From the records below, pull each line that has "kannalta".
>> BEGIN Material for this task
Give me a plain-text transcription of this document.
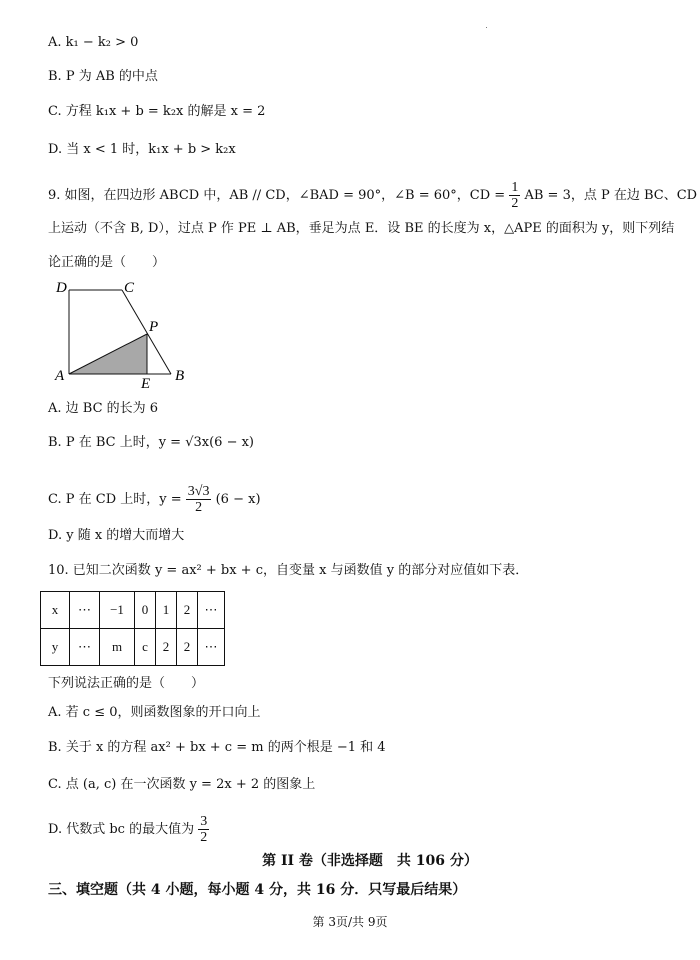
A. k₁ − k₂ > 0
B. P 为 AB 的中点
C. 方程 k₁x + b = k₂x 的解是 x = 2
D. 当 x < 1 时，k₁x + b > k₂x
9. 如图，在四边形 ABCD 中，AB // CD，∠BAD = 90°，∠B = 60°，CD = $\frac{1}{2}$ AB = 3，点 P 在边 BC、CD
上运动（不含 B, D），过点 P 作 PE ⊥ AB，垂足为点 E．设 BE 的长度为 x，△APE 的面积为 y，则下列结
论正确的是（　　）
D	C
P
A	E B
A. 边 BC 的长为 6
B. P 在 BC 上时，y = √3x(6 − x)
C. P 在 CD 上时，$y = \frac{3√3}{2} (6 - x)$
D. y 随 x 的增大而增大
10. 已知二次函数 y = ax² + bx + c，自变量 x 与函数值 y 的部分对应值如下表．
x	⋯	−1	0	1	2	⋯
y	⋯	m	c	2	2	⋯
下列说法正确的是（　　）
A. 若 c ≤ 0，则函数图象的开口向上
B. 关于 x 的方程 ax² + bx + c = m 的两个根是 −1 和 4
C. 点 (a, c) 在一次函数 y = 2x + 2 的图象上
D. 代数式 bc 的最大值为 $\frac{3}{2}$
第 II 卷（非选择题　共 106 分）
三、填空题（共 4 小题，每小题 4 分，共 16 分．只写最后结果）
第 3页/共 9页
>> END Material for this task
>> BEGIN Material for this task
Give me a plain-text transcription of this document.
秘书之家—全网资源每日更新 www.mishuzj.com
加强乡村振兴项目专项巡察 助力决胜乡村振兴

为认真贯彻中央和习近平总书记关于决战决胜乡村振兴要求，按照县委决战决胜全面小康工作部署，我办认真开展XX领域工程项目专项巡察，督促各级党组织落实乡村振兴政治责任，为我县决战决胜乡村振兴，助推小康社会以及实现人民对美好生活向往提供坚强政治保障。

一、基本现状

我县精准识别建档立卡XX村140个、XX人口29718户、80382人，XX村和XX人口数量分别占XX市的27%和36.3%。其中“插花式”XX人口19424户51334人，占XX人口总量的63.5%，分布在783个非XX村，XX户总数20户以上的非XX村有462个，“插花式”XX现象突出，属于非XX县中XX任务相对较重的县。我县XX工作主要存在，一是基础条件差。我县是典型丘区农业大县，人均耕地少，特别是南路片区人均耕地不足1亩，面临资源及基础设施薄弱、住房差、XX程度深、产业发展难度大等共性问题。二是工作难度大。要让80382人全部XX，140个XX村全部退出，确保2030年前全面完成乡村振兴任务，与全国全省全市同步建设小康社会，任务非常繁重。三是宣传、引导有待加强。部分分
>> END Material for this task
>> BEGIN Material for this task
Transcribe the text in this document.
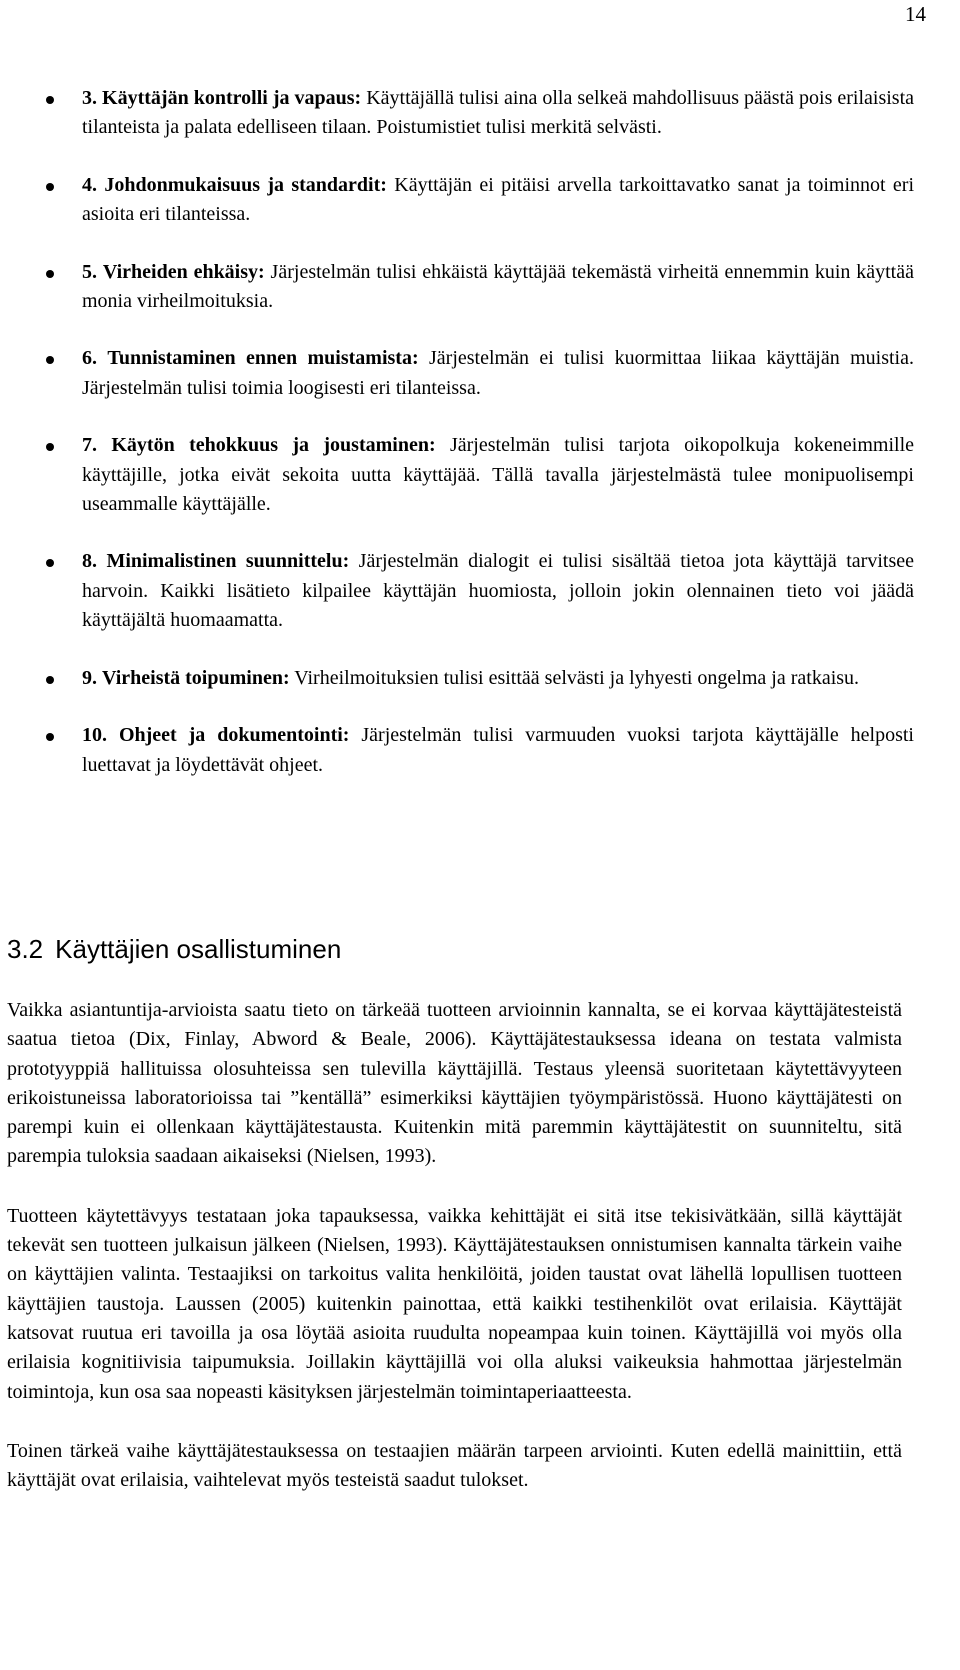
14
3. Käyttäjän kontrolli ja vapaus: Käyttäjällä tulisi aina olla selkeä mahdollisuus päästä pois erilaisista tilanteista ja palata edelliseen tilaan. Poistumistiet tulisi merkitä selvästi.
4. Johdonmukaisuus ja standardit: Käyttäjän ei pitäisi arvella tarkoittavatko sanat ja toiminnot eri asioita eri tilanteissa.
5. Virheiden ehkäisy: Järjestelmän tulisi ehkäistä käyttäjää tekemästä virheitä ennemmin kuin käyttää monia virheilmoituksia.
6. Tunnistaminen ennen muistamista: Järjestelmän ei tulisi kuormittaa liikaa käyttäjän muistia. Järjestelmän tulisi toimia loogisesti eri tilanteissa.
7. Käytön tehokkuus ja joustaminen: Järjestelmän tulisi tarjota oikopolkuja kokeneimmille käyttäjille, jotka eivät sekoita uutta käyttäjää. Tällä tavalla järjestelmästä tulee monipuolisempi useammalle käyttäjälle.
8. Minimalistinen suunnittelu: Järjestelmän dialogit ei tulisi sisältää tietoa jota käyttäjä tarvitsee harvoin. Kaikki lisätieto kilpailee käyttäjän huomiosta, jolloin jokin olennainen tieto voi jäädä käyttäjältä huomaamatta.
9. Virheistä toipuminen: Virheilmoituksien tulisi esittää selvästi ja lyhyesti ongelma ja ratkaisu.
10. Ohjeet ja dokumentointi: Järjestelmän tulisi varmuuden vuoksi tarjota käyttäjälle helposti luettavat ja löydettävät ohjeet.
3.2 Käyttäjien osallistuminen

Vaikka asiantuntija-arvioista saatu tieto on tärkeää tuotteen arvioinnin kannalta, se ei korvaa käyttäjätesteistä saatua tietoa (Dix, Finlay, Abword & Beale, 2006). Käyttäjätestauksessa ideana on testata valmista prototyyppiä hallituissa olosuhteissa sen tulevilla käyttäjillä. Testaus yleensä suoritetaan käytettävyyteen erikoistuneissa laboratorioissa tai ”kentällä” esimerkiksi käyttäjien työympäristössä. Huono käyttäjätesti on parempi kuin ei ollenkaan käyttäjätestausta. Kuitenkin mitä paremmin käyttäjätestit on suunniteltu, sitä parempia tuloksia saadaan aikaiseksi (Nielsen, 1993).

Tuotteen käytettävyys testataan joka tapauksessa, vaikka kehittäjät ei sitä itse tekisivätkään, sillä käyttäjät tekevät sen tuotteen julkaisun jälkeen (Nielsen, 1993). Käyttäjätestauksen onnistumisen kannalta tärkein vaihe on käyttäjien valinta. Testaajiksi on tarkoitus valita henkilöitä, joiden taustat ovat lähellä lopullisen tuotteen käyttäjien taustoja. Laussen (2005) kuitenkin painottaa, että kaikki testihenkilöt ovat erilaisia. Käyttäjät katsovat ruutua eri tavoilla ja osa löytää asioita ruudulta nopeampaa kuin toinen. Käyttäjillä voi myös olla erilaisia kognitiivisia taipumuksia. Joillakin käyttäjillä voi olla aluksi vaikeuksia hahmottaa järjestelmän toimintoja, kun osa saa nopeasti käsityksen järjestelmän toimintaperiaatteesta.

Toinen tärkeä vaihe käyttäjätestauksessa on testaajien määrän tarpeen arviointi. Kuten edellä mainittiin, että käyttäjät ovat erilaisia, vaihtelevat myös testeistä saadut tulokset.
>> END Material for this task
**Answer in full:**
Vaikka asiantuntija-arvioista saatu tieto on tärkeää tuotteen arvioinnin kannalta, se ei korvaa käyttäjätesteistä saatua tietoa (Dix, Finlay, Abword & Beale, 2006). Käyttäjätestauksessa ideana on testata valmista prototyyppiä hallituissa olosuhteissa sen tulevilla käyttäjillä. Testaus yleensä suoritetaan käytettävyyteen erikoistuneissa laboratorioissa tai ”kentällä” esimerkiksi käyttäjien työympäristössä. Huono käyttäjätesti on parempi kuin ei ollenkaan käyttäjätestausta. Kuitenkin mitä paremmin käyttäjätestit on suunniteltu, sitä parempia tuloksia saadaan aikaiseksi (Nielsen, 1993).
Tuotteen käytettävyys testataan joka tapauksessa, vaikka kehittäjät ei sitä itse tekisivätkään, sillä käyttäjät tekevät sen tuotteen julkaisun jälkeen (Nielsen, 1993). Käyttäjätestauksen onnistumisen kannalta tärkein vaihe on käyttäjien valinta. Testaajiksi on tarkoitus valita henkilöitä, joiden taustat ovat lähellä lopullisen tuotteen käyttäjien taustoja. Laussen (2005) kuitenkin painottaa, että kaikki testihenkilöt ovat erilaisia. Käyttäjät katsovat ruutua eri tavoilla ja osa löytää asioita ruudulta nopeampaa kuin toinen. Käyttäjillä voi myös olla erilaisia kognitiivisia taipumuksia. Joillakin käyttäjillä voi olla aluksi vaikeuksia hahmottaa järjestelmän toimintoja, kun osa saa nopeasti käsityksen järjestelmän toimintaperiaatteesta.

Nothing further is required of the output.